-- begin --

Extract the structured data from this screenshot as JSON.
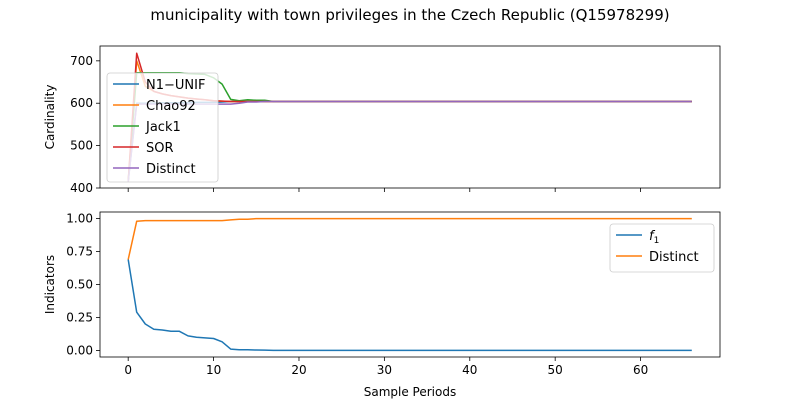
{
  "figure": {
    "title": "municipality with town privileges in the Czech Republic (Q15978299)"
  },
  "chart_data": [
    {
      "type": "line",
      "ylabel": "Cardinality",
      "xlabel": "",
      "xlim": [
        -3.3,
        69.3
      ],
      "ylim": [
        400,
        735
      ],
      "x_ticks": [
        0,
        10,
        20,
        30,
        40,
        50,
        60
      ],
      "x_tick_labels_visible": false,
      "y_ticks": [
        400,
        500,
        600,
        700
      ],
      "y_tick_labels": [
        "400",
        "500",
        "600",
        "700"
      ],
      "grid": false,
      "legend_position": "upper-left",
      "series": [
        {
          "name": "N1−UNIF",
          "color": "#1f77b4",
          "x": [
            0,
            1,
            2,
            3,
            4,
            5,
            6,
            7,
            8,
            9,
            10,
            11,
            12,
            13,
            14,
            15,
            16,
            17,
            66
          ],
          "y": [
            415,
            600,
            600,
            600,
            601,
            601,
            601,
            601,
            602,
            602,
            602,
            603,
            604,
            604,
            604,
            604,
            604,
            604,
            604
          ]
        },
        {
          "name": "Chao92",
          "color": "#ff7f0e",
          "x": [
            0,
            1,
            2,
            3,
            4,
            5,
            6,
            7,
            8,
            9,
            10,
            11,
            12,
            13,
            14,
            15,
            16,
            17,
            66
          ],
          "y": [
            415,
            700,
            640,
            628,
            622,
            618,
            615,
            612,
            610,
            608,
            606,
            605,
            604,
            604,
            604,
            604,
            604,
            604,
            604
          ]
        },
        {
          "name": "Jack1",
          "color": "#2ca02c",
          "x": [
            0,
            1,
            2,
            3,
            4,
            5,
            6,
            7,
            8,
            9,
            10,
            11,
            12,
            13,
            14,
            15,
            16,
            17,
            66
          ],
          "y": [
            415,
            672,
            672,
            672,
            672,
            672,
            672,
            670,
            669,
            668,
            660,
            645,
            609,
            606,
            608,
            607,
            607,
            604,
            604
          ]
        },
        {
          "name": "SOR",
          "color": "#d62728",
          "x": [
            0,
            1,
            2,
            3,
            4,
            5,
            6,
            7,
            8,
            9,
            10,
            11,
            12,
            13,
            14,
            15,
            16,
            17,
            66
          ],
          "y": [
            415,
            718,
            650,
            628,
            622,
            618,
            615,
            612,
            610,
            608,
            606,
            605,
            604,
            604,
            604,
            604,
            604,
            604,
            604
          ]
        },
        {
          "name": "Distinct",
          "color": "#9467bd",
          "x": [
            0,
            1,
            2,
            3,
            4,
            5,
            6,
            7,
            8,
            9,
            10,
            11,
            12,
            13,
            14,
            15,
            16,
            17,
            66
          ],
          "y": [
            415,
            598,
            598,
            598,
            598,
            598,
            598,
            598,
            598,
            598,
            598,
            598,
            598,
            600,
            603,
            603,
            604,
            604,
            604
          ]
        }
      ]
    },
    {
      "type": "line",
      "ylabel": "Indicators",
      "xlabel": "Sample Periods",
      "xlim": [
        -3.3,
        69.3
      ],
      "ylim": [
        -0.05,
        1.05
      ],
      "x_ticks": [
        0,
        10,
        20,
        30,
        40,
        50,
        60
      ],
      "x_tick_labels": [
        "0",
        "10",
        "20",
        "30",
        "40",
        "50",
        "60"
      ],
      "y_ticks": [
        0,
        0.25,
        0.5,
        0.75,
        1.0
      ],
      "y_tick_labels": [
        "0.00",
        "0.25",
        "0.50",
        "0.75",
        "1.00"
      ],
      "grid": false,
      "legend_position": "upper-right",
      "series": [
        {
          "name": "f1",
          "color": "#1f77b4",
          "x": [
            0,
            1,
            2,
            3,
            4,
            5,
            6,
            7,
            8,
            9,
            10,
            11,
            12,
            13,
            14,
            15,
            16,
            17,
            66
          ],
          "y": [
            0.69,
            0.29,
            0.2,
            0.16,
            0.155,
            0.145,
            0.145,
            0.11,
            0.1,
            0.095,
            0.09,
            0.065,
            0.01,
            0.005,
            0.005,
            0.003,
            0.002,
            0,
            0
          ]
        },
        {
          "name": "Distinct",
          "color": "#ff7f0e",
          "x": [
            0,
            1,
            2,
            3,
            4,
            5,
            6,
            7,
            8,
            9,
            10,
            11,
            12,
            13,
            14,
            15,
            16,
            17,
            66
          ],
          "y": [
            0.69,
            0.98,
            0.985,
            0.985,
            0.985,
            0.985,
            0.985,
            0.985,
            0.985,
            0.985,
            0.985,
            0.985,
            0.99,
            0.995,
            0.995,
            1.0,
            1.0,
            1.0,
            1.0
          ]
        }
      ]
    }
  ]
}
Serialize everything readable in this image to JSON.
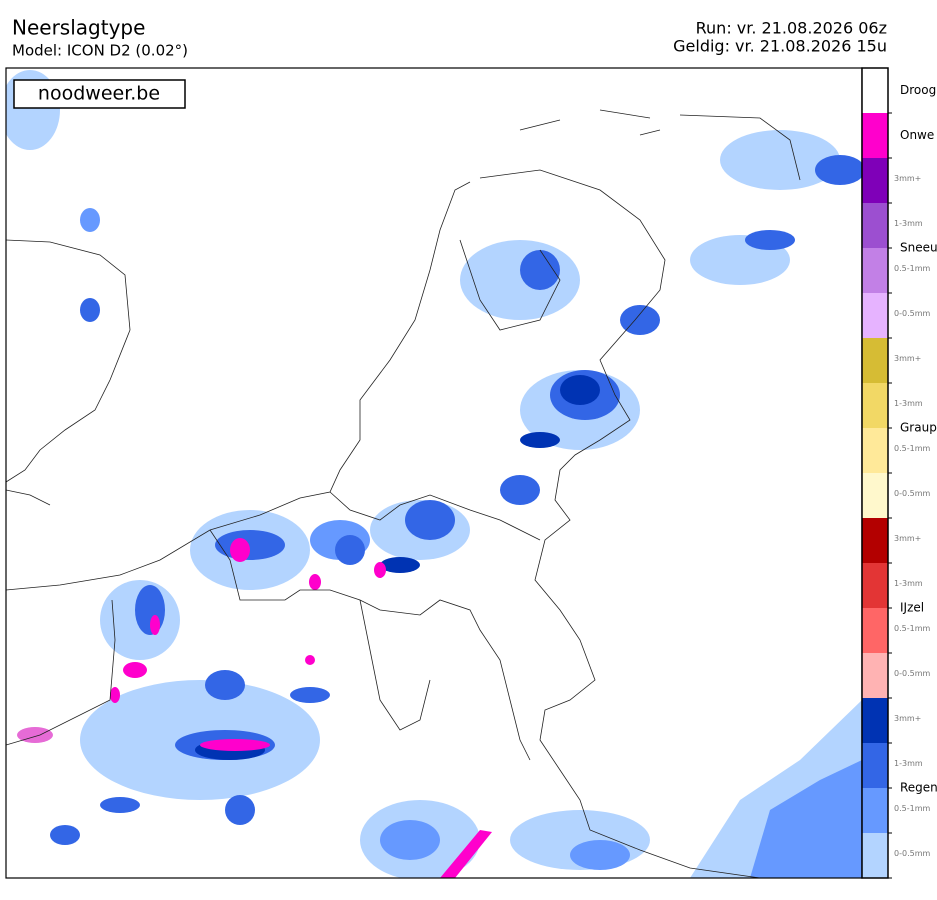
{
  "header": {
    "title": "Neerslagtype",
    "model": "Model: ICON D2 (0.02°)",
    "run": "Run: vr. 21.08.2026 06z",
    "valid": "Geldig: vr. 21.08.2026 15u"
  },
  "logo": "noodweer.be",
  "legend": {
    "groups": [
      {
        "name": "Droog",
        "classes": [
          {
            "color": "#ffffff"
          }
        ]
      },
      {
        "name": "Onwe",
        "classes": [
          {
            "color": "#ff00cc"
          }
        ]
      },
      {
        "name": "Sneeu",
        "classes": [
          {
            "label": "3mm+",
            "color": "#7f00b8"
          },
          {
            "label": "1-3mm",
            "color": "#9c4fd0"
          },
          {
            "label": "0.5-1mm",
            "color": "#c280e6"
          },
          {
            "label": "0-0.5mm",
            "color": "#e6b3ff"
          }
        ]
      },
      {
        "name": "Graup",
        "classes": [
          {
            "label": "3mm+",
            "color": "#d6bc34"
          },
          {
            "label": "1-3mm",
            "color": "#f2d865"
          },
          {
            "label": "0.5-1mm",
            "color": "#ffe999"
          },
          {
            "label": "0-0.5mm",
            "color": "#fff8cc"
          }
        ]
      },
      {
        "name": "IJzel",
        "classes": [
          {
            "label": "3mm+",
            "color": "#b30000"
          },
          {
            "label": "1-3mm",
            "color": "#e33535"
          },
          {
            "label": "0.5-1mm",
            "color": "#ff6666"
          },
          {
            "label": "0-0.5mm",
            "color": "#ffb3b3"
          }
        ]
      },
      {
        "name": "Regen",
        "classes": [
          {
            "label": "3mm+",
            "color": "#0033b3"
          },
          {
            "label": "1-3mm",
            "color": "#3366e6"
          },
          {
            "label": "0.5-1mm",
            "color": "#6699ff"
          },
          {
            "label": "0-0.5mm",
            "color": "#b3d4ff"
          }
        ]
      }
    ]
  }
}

-- end --

▶ [Given request] Exactly as written, return every line of the listing, but not the pictures.

▶ [Problem solution]
Extract the structured data from this screenshot as JSON.
{
  "figure": {
    "title": "municipality with town privileges in the Czech Republic (Q15978299)"
  },
  "chart_data": [
    {
      "type": "line",
      "ylabel": "Cardinality",
      "xlabel": "",
      "xlim": [
        -3.3,
        69.3
      ],
      "ylim": [
        400,
        735
      ],
      "x_ticks": [
        0,
        10,
        20,
        30,
        40,
        50,
        60
      ],
      "x_tick_labels_visible": false,
      "y_ticks": [
        400,
        500,
        600,
        700
      ],
      "y_tick_labels": [
        "400",
        "500",
        "600",
        "700"
      ],
      "grid": false,
      "legend_position": "upper-left",
      "series": [
        {
          "name": "N1−UNIF",
          "color": "#1f77b4",
          "x": [
            0,
            1,
            2,
            3,
            4,
            5,
            6,
            7,
            8,
            9,
            10,
            11,
            12,
            13,
            14,
            15,
            16,
            17,
            66
          ],
          "y": [
            415,
            600,
            600,
            600,
            601,
            601,
            601,
            601,
            602,
            602,
            602,
            603,
            604,
            604,
            604,
            604,
            604,
            604,
            604
          ]
        },
        {
          "name": "Chao92",
          "color": "#ff7f0e",
          "x": [
            0,
            1,
            2,
            3,
            4,
            5,
            6,
            7,
            8,
            9,
            10,
            11,
            12,
            13,
            14,
            15,
            16,
            17,
            66
          ],
          "y": [
            415,
            700,
            640,
            628,
            622,
            618,
            615,
            612,
            610,
            608,
            606,
            605,
            604,
            604,
            604,
            604,
            604,
            604,
            604
          ]
        },
        {
          "name": "Jack1",
          "color": "#2ca02c",
          "x": [
            0,
            1,
            2,
            3,
            4,
            5,
            6,
            7,
            8,
            9,
            10,
            11,
            12,
            13,
            14,
            15,
            16,
            17,
            66
          ],
          "y": [
            415,
            672,
            672,
            672,
            672,
            672,
            672,
            670,
            669,
            668,
            660,
            645,
            609,
            606,
            608,
            607,
            607,
            604,
            604
          ]
        },
        {
          "name": "SOR",
          "color": "#d62728",
          "x": [
            0,
            1,
            2,
            3,
            4,
            5,
            6,
            7,
            8,
            9,
            10,
            11,
            12,
            13,
            14,
            15,
            16,
            17,
            66
          ],
          "y": [
            415,
            718,
            650,
            628,
            622,
            618,
            615,
            612,
            610,
            608,
            606,
            605,
            604,
            604,
            604,
            604,
            604,
            604,
            604
          ]
        },
        {
          "name": "Distinct",
          "color": "#9467bd",
          "x": [
            0,
            1,
            2,
            3,
            4,
            5,
            6,
            7,
            8,
            9,
            10,
            11,
            12,
            13,
            14,
            15,
            16,
            17,
            66
          ],
          "y": [
            415,
            598,
            598,
            598,
            598,
            598,
            598,
            598,
            598,
            598,
            598,
            598,
            598,
            600,
            603,
            603,
            604,
            604,
            604
          ]
        }
      ]
    },
    {
      "type": "line",
      "ylabel": "Indicators",
      "xlabel": "Sample Periods",
      "xlim": [
        -3.3,
        69.3
      ],
      "ylim": [
        -0.05,
        1.05
      ],
      "x_ticks": [
        0,
        10,
        20,
        30,
        40,
        50,
        60
      ],
      "x_tick_labels": [
        "0",
        "10",
        "20",
        "30",
        "40",
        "50",
        "60"
      ],
      "y_ticks": [
        0,
        0.25,
        0.5,
        0.75,
        1.0
      ],
      "y_tick_labels": [
        "0.00",
        "0.25",
        "0.50",
        "0.75",
        "1.00"
      ],
      "grid": false,
      "legend_position": "upper-right",
      "series": [
        {
          "name": "f1",
          "color": "#1f77b4",
          "x": [
            0,
            1,
            2,
            3,
            4,
            5,
            6,
            7,
            8,
            9,
            10,
            11,
            12,
            13,
            14,
            15,
            16,
            17,
            66
          ],
          "y": [
            0.69,
            0.29,
            0.2,
            0.16,
            0.155,
            0.145,
            0.145,
            0.11,
            0.1,
            0.095,
            0.09,
            0.065,
            0.01,
            0.005,
            0.005,
            0.003,
            0.002,
            0,
            0
          ]
        },
        {
          "name": "Distinct",
          "color": "#ff7f0e",
          "x": [
            0,
            1,
            2,
            3,
            4,
            5,
            6,
            7,
            8,
            9,
            10,
            11,
            12,
            13,
            14,
            15,
            16,
            17,
            66
          ],
          "y": [
            0.69,
            0.98,
            0.985,
            0.985,
            0.985,
            0.985,
            0.985,
            0.985,
            0.985,
            0.985,
            0.985,
            0.985,
            0.99,
            0.995,
            0.995,
            1.0,
            1.0,
            1.0,
            1.0
          ]
        }
      ]
    }
  ]
}
Serialize everything readable in this image to JSON.
{
  "header": {
    "title": "Neerslagtype",
    "model": "Model: ICON D2 (0.02°)",
    "run": "Run: vr. 21.08.2026 06z",
    "valid": "Geldig: vr. 21.08.2026 15u"
  },
  "logo": "noodweer.be",
  "legend": {
    "groups": [
      {
        "name": "Droog",
        "classes": [
          {
            "color": "#ffffff"
          }
        ]
      },
      {
        "name": "Onwe",
        "classes": [
          {
            "color": "#ff00cc"
          }
        ]
      },
      {
        "name": "Sneeu",
        "classes": [
          {
            "label": "3mm+",
            "color": "#7f00b8"
          },
          {
            "label": "1-3mm",
            "color": "#9c4fd0"
          },
          {
            "label": "0.5-1mm",
            "color": "#c280e6"
          },
          {
            "label": "0-0.5mm",
            "color": "#e6b3ff"
          }
        ]
      },
      {
        "name": "Graup",
        "classes": [
          {
            "label": "3mm+",
            "color": "#d6bc34"
          },
          {
            "label": "1-3mm",
            "color": "#f2d865"
          },
          {
            "label": "0.5-1mm",
            "color": "#ffe999"
          },
          {
            "label": "0-0.5mm",
            "color": "#fff8cc"
          }
        ]
      },
      {
        "name": "IJzel",
        "classes": [
          {
            "label": "3mm+",
            "color": "#b30000"
          },
          {
            "label": "1-3mm",
            "color": "#e33535"
          },
          {
            "label": "0.5-1mm",
            "color": "#ff6666"
          },
          {
            "label": "0-0.5mm",
            "color": "#ffb3b3"
          }
        ]
      },
      {
        "name": "Regen",
        "classes": [
          {
            "label": "3mm+",
            "color": "#0033b3"
          },
          {
            "label": "1-3mm",
            "color": "#3366e6"
          },
          {
            "label": "0.5-1mm",
            "color": "#6699ff"
          },
          {
            "label": "0-0.5mm",
            "color": "#b3d4ff"
          }
        ]
      }
    ]
  }
}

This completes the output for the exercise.